## Begin
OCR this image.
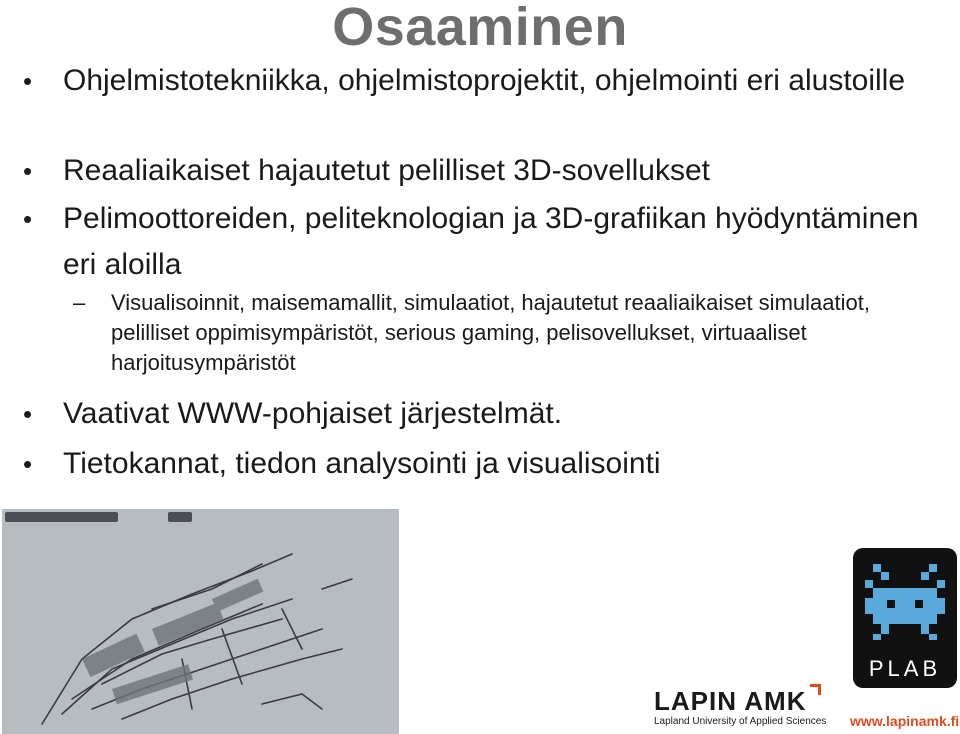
Osaaminen
• Ohjelmistotekniikka, ohjelmistoprojektit, ohjelmointi eri alustoille
• Reaaliaikaiset hajautetut pelilliset 3D-sovellukset
• Pelimoottoreiden, peliteknologian ja 3D-grafiikan hyödyntäminen eri aloilla
– Visualisoinnit, maisemamallit, simulaatiot, hajautetut reaaliaikaiset simulaatiot, pelilliset oppimisympäristöt, serious gaming, pelisovellukset, virtuaaliset harjoitusympäristöt
• Vaativat WWW-pohjaiset järjestelmät.
• Tietokannat, tiedon analysointi ja visualisointi
PLAB
LAPIN AMK
Lapland University of Applied Sciences www.lapinamk.fi
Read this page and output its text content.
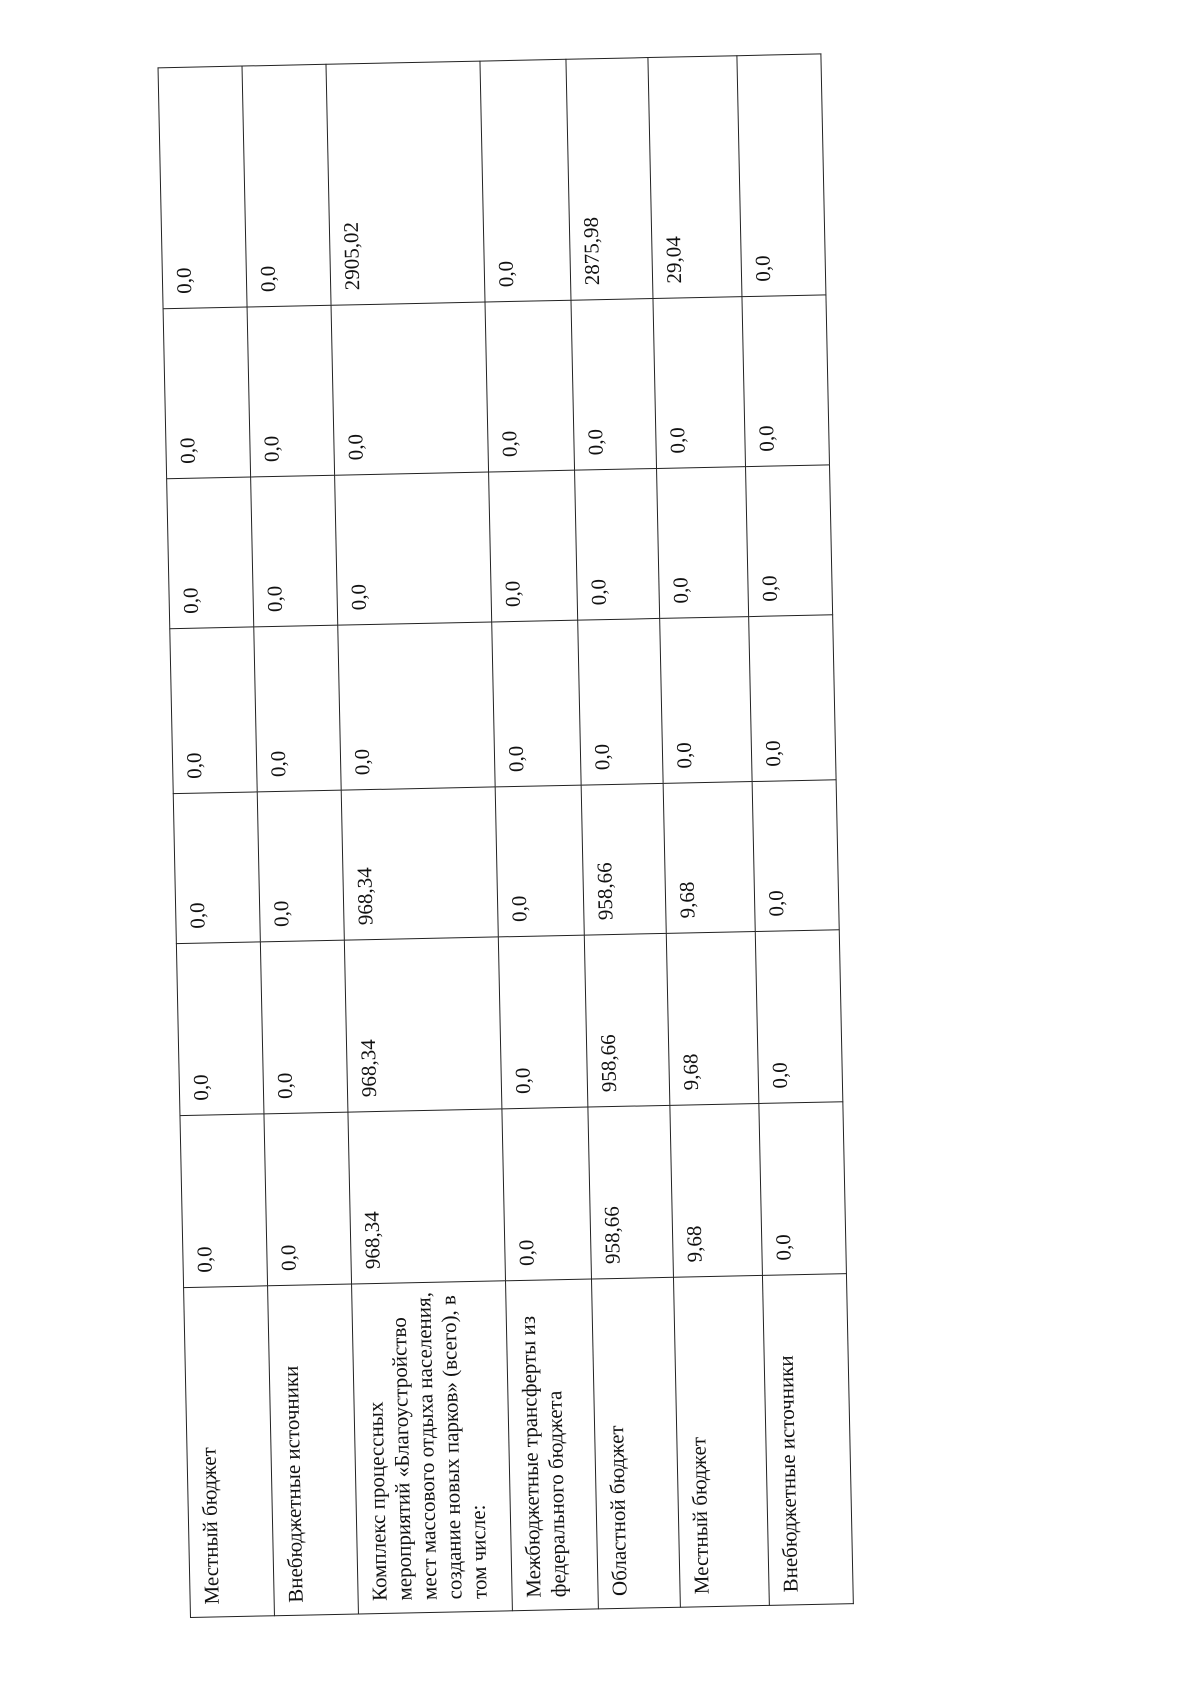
Местный бюджет	0,0	0,0	0,0	0,0	0,0	0,0	0,0
Внебюджетные источники	0,0	0,0	0,0	0,0	0,0	0,0	0,0
Комплекс процессных мероприятий «Благоустройство мест массового отдыха населения, создание новых парков» (всего), в том числе:	968,34	968,34	968,34	0,0	0,0	0,0	2905,02
Межбюджетные трансферты из федерального бюджета	0,0	0,0	0,0	0,0	0,0	0,0	0,0
Областной бюджет	958,66	958,66	958,66	0,0	0,0	0,0	2875,98
Местный бюджет	9,68	9,68	9,68	0,0	0,0	0,0	29,04
Внебюджетные источники	0,0	0,0	0,0	0,0	0,0	0,0	0,0
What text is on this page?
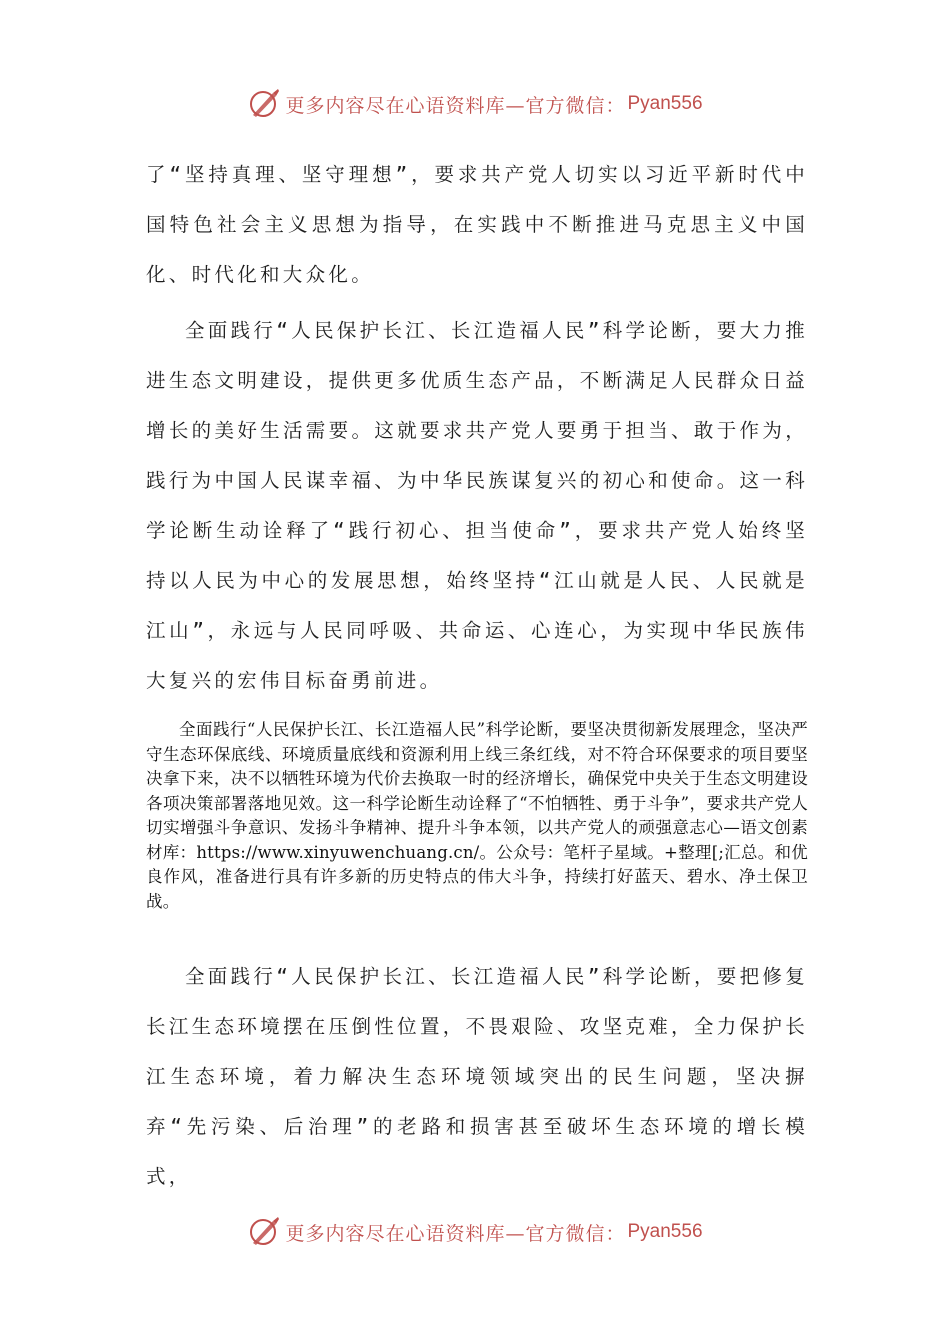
更多内容尽在心语资料库—官方微信： Pyan556

了“坚持真理、坚守理想”，要求共产党人切实以习近平新时代中国特色社会主义思想为指导，在实践中不断推进马克思主义中国化、时代化和大众化。

全面践行“人民保护长江、长江造福人民”科学论断，要大力推进生态文明建设，提供更多优质生态产品，不断满足人民群众日益增长的美好生活需要。这就要求共产党人要勇于担当、敢于作为，践行为中国人民谋幸福、为中华民族谋复兴的初心和使命。这一科学论断生动诠释了“践行初心、担当使命”，要求共产党人始终坚持以人民为中心的发展思想，始终坚持“江山就是人民、人民就是江山”，永远与人民同呼吸、共命运、心连心，为实现中华民族伟大复兴的宏伟目标奋勇前进。

全面践行“人民保护长江、长江造福人民”科学论断，要坚决贯彻新发展理念，坚决严守生态环保底线、环境质量底线和资源利用上线三条红线，对不符合环保要求的项目要坚决拿下来，决不以牺牲环境为代价去换取一时的经济增长，确保党中央关于生态文明建设各项决策部署落地见效。这一科学论断生动诠释了“不怕牺牲、勇于斗争”，要求共产党人切实增强斗争意识、发扬斗争精神、提升斗争本领，以共产党人的顽强意志心—语文创素材库：https://www.xinyuwenchuang.cn/。公众号：笔杆子星域。+整理[;汇总。和优良作风，准备进行具有许多新的历史特点的伟大斗争，持续打好蓝天、碧水、净土保卫战。

全面践行“人民保护长江、长江造福人民”科学论断，要把修复长江生态环境摆在压倒性位置，不畏艰险、攻坚克难，全力保护长江生态环境，着力解决生态环境领域突出的民生问题，坚决摒弃“先污染、后治理”的老路和损害甚至破坏生态环境的增长模式，

更多内容尽在心语资料库—官方微信： Pyan556
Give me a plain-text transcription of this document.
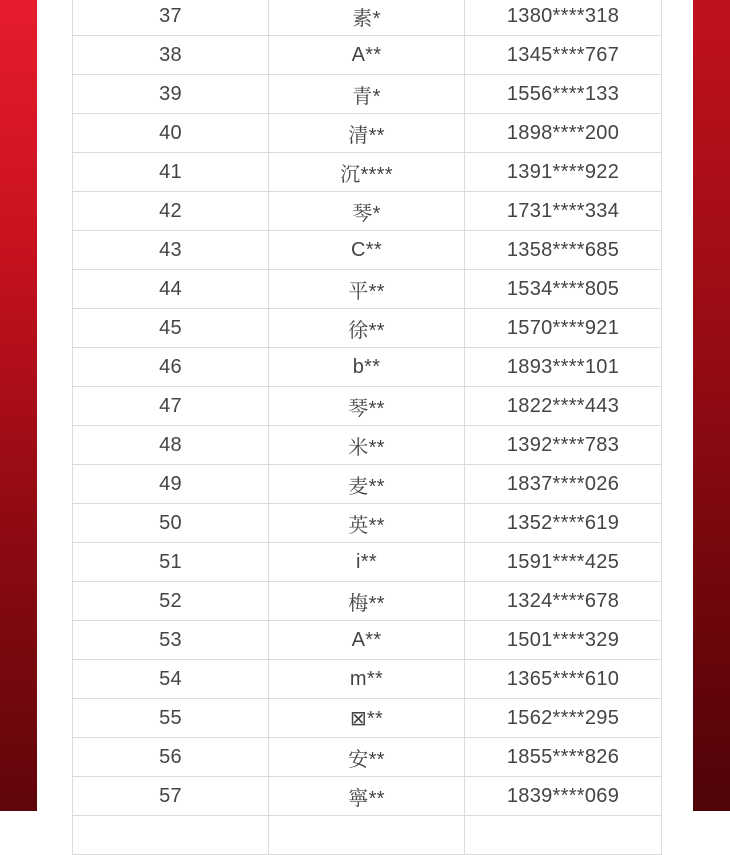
37	素*	1380****318
38	A**	1345****767
39	青*	1556****133
40	清**	1898****200
41	沉****	1391****922
42	琴*	1731****334
43	C**	1358****685
44	平**	1534****805
45	徐**	1570****921
46	b**	1893****101
47	琴**	1822****443
48	米**	1392****783
49	麦**	1837****026
50	英**	1352****619
51	i**	1591****425
52	梅**	1324****678
53	A**	1501****329
54	m**	1365****610
55	⊠**	1562****295
56	安**	1855****826
57	寧**	1839****069
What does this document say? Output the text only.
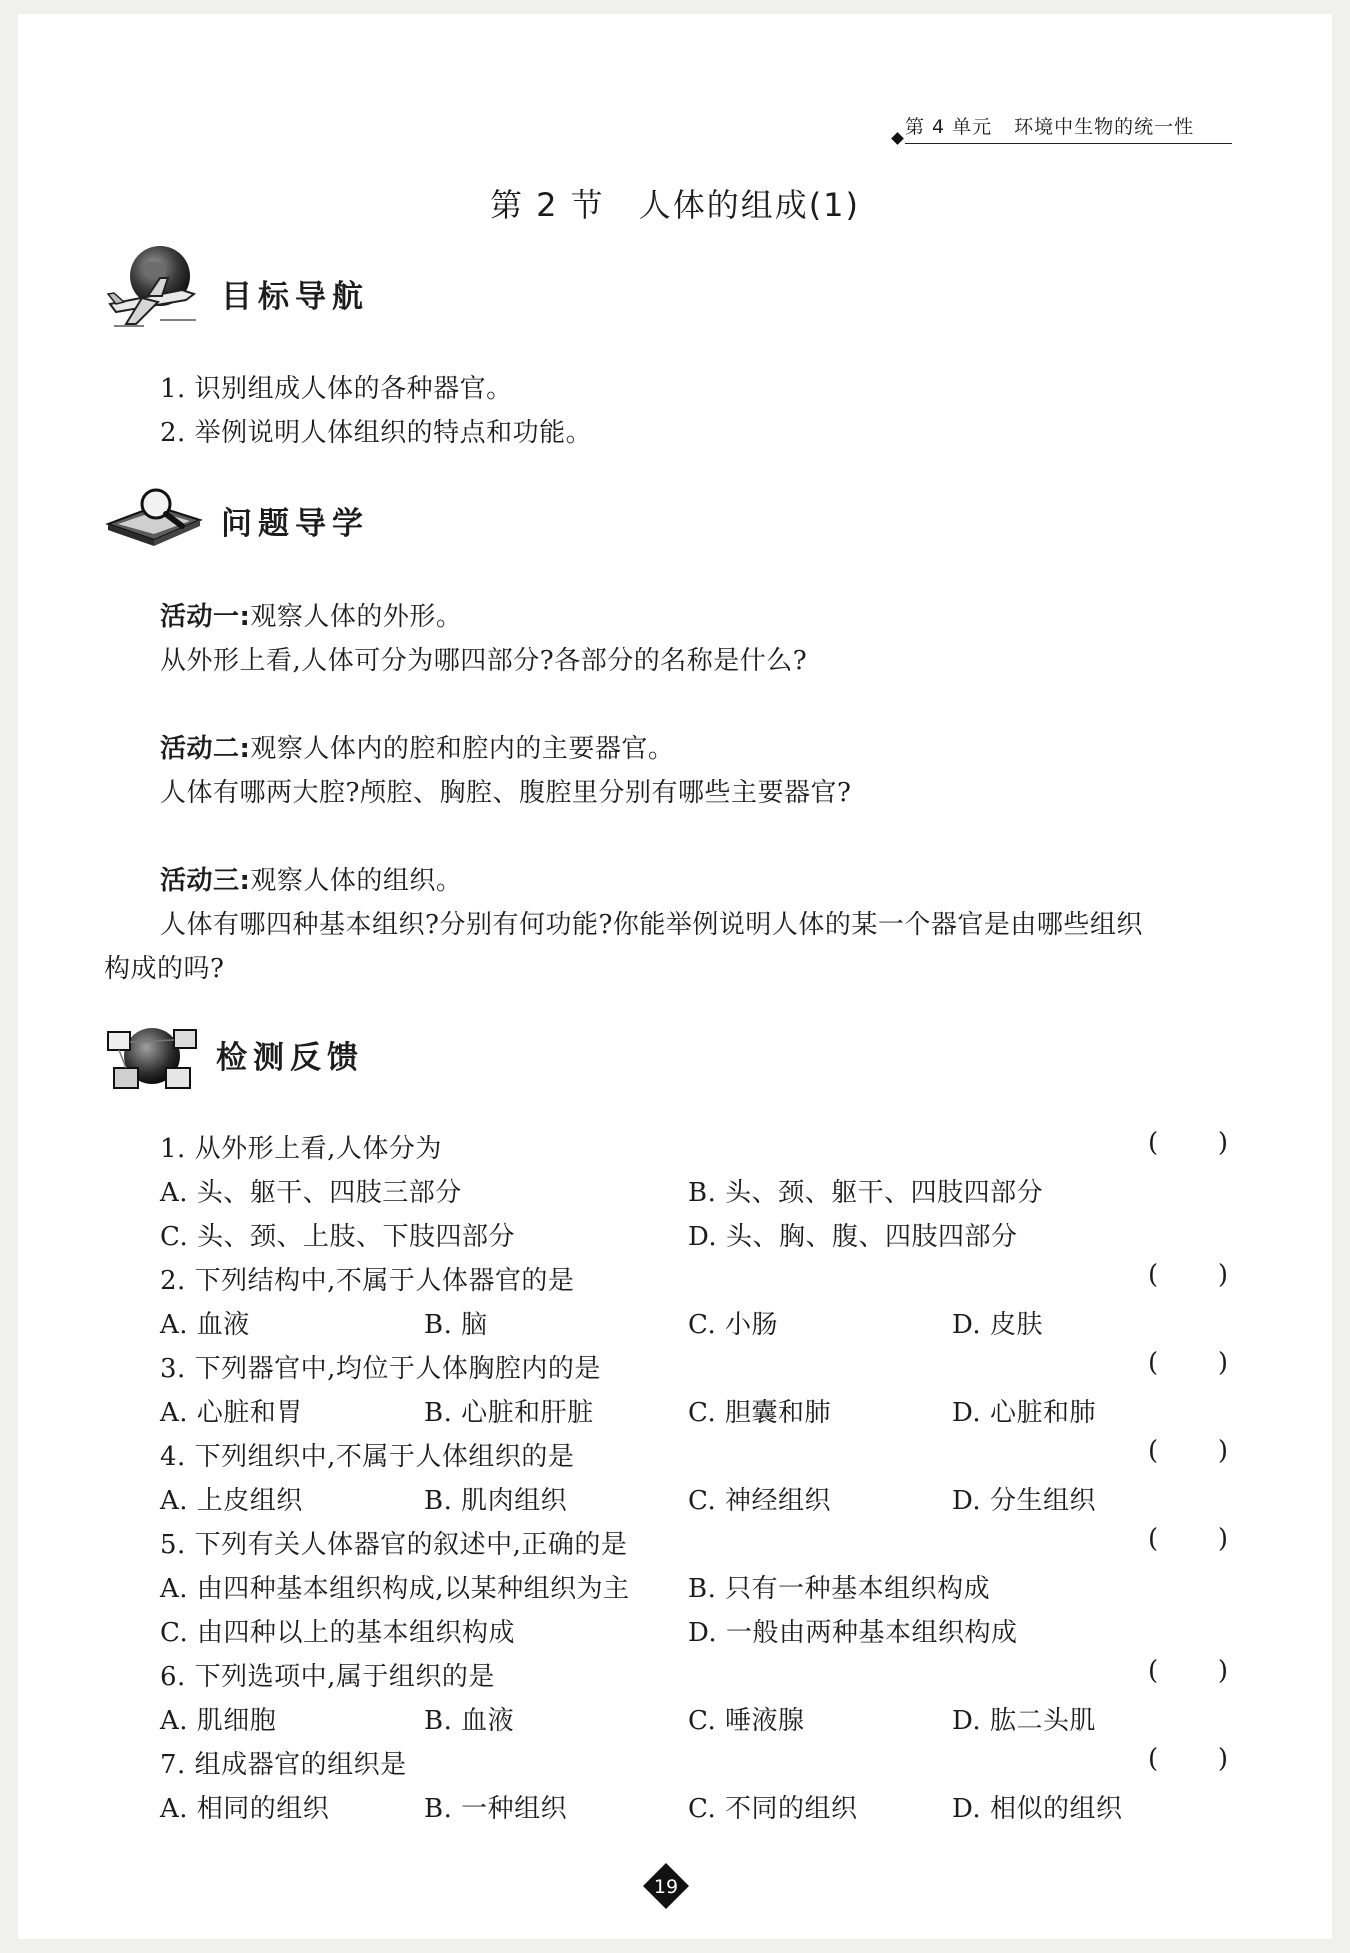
第 4 单元 环境中生物的统一性
第 2 节 人体的组成(1)
目标导航
1. 识别组成人体的各种器官。
2. 举例说明人体组织的特点和功能。
问题导学
活动一:观察人体的外形。
从外形上看,人体可分为哪四部分?各部分的名称是什么?
活动二:观察人体内的腔和腔内的主要器官。
人体有哪两大腔?颅腔、胸腔、腹腔里分别有哪些主要器官?
活动三:观察人体的组织。
人体有哪四种基本组织?分别有何功能?你能举例说明人体的某一个器官是由哪些组织
构成的吗?
检测反馈
1. 从外形上看,人体分为	( )
A. 头、躯干、四肢三部分	B. 头、颈、躯干、四肢四部分
C. 头、颈、上肢、下肢四部分	D. 头、胸、腹、四肢四部分
2. 下列结构中,不属于人体器官的是	( )
A. 血液	B. 脑	C. 小肠	D. 皮肤
3. 下列器官中,均位于人体胸腔内的是	( )
A. 心脏和胃	B. 心脏和肝脏	C. 胆囊和肺	D. 心脏和肺
4. 下列组织中,不属于人体组织的是	( )
A. 上皮组织	B. 肌肉组织	C. 神经组织	D. 分生组织
5. 下列有关人体器官的叙述中,正确的是	( )
A. 由四种基本组织构成,以某种组织为主 B. 只有一种基本组织构成
C. 由四种以上的基本组织构成	D. 一般由两种基本组织构成
6. 下列选项中,属于组织的是	( )
A. 肌细胞	B. 血液	C. 唾液腺	D. 肱二头肌
7. 组成器官的组织是	( )
A. 相同的组织	B. 一种组织	C. 不同的组织	D. 相似的组织
19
## End
• Set exercise
Identify and copy all lines with the word "page".

• Exercise solution
Read this page and output its text content.
What text is on this page?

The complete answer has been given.